YOUR INSTRUCTIONS ::
Search the entries below for "structural". Report each line where it occurs.

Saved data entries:

BEGIN

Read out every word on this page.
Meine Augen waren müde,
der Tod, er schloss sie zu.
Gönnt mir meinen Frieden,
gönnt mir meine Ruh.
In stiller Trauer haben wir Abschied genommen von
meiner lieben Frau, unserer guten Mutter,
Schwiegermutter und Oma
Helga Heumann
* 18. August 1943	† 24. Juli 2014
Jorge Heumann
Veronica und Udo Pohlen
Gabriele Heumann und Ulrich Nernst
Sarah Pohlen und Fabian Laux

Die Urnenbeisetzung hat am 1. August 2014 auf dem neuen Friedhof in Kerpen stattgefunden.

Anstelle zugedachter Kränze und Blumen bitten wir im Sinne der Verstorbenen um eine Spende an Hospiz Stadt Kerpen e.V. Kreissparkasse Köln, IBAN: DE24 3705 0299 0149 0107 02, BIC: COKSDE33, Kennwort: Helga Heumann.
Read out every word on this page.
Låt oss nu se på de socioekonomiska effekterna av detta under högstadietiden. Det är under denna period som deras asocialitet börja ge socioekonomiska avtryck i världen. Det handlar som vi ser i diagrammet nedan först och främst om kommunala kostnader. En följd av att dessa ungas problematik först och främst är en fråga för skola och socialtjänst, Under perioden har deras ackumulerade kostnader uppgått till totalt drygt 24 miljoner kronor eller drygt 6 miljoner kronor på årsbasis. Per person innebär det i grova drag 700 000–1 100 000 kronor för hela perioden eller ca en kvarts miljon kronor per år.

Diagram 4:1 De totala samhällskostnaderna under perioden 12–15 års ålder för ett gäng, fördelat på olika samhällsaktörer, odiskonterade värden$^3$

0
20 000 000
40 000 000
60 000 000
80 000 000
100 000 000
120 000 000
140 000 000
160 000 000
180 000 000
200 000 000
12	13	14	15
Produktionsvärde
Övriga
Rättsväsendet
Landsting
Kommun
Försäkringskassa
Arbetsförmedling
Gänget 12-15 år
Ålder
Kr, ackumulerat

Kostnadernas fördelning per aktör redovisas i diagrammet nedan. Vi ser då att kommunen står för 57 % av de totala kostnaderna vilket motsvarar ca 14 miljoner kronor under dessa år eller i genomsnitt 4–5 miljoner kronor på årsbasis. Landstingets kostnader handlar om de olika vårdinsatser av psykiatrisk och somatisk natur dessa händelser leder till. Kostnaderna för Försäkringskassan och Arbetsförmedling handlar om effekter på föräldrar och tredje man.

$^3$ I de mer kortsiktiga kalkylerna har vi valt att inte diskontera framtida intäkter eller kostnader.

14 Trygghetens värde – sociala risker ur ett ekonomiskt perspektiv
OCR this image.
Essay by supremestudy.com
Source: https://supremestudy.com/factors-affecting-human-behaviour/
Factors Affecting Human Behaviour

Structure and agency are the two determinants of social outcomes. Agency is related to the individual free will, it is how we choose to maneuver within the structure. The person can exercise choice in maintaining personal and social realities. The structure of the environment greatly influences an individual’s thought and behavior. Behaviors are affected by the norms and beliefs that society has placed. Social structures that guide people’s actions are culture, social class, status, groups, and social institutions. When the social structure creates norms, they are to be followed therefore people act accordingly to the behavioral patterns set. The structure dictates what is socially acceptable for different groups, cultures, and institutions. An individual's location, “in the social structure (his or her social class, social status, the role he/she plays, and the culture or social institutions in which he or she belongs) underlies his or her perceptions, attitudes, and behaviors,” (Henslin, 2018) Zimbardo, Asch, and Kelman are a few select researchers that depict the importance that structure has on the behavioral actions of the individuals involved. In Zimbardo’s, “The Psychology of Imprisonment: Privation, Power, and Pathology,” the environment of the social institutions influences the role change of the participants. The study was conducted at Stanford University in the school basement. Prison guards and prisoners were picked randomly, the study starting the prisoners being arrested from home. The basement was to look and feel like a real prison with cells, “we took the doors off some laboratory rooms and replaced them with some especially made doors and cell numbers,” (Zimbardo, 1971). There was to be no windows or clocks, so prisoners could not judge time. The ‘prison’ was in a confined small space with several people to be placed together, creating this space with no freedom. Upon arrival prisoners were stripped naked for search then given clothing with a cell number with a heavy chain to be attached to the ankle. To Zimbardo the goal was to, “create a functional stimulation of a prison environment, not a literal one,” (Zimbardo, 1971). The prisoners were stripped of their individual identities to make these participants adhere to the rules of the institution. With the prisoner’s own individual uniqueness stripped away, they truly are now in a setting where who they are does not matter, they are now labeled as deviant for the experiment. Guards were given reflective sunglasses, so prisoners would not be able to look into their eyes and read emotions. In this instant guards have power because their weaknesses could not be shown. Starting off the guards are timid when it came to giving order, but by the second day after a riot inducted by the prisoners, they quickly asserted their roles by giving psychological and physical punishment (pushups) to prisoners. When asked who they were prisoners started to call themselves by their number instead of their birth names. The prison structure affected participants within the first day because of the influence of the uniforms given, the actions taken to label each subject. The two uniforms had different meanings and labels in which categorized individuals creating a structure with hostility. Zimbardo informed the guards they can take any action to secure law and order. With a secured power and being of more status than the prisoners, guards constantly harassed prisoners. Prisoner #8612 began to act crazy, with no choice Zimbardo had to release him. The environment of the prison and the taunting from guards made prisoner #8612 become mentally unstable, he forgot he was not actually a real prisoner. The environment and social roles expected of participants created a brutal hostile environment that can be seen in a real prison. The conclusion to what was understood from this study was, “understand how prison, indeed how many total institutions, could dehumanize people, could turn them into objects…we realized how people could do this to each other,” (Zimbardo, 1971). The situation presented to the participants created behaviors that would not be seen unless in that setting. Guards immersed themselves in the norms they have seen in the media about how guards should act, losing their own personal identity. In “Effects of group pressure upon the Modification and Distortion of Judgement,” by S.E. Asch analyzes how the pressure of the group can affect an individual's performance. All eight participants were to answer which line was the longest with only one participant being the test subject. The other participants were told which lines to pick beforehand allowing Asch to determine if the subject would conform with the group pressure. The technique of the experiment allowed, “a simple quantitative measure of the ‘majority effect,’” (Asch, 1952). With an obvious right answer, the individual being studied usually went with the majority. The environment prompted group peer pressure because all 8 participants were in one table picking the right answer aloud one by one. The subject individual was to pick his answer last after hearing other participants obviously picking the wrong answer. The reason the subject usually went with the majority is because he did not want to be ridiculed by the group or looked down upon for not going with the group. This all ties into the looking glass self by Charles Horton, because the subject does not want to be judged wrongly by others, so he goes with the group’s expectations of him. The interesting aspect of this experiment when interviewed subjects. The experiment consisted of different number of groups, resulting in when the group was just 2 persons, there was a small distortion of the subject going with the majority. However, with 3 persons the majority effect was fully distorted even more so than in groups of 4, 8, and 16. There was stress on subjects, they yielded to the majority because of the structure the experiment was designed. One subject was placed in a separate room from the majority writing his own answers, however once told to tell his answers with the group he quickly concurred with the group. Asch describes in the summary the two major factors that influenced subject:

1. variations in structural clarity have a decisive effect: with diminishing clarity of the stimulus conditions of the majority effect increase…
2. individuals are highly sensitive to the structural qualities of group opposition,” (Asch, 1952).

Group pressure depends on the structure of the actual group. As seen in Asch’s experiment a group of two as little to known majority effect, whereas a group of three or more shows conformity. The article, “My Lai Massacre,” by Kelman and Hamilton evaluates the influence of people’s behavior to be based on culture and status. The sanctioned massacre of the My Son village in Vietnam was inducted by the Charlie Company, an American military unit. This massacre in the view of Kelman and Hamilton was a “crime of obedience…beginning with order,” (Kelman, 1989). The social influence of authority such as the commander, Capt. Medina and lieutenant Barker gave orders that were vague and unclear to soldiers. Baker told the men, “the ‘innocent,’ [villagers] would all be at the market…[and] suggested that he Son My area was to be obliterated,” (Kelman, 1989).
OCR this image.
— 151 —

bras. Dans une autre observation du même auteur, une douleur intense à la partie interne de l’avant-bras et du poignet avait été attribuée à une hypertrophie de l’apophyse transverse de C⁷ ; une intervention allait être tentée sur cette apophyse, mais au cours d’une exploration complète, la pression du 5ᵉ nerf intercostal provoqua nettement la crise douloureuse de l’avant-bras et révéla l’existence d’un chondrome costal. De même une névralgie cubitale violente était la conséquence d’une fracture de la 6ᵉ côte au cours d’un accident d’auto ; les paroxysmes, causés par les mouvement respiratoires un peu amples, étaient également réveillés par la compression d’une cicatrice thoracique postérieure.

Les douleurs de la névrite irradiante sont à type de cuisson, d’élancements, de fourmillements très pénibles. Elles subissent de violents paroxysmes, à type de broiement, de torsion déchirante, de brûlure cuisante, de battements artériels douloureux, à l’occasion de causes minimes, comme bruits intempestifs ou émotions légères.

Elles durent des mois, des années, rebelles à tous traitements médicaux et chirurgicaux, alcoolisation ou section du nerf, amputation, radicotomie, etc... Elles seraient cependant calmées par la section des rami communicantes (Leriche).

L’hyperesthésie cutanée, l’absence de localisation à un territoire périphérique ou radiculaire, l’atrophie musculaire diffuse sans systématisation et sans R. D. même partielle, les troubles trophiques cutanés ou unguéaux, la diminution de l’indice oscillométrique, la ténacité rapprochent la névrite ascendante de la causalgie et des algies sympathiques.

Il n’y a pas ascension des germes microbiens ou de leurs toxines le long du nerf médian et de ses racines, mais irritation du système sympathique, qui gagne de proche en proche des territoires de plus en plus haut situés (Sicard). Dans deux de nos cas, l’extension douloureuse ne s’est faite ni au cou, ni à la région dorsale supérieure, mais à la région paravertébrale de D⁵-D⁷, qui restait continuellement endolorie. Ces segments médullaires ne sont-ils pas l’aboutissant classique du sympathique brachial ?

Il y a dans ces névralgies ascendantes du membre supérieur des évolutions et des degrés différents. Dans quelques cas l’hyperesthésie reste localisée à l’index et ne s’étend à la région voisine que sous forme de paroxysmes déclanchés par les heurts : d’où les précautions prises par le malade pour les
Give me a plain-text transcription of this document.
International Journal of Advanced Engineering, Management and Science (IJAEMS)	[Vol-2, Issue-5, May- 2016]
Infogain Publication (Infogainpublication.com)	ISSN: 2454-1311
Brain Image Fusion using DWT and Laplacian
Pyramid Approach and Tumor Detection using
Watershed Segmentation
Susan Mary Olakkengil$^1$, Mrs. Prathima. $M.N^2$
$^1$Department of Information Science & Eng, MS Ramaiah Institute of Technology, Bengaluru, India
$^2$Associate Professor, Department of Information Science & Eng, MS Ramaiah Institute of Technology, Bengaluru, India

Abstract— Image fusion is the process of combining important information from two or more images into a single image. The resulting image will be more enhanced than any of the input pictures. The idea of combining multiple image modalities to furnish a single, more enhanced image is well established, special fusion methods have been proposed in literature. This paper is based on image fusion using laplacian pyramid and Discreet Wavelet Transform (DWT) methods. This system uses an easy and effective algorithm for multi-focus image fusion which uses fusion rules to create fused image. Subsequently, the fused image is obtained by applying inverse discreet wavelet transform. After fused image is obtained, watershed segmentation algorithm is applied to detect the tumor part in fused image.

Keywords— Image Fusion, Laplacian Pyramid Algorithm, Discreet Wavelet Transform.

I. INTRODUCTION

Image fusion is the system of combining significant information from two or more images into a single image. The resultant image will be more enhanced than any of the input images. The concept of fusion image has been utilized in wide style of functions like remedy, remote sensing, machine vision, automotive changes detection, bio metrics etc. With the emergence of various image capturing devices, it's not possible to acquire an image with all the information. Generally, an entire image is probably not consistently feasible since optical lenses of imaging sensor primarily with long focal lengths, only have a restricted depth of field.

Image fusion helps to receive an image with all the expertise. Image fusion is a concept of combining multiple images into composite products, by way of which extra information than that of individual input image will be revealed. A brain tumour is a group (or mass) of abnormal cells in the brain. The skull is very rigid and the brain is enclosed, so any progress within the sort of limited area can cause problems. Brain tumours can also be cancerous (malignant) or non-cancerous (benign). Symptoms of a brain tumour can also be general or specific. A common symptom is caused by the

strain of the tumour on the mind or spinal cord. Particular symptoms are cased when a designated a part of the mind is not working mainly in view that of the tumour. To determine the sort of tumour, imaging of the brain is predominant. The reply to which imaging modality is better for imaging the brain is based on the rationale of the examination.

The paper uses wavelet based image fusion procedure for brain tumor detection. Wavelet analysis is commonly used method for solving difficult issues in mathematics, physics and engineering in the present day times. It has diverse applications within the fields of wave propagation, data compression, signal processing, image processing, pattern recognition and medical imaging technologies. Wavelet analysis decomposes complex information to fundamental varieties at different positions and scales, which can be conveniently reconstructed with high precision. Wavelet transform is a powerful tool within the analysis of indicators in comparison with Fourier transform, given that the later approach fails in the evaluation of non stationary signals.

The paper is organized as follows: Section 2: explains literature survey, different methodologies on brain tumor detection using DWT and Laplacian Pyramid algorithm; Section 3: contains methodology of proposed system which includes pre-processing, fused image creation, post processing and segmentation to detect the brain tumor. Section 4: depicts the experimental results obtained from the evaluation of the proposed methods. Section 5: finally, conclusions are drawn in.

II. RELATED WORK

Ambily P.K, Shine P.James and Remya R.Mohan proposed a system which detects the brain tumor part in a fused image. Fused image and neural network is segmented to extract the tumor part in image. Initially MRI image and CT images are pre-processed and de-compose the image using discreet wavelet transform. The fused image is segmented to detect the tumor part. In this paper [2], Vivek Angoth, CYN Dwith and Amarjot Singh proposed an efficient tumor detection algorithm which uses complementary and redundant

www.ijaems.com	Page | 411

END

RESPONSE BOX ::
1. variations in structural clarity have a decisive effect: with diminishing clarity of the stimulus conditions of the majority effect increase…
2. individuals are highly sensitive to the structural qualities of group opposition,” (Asch, 1952).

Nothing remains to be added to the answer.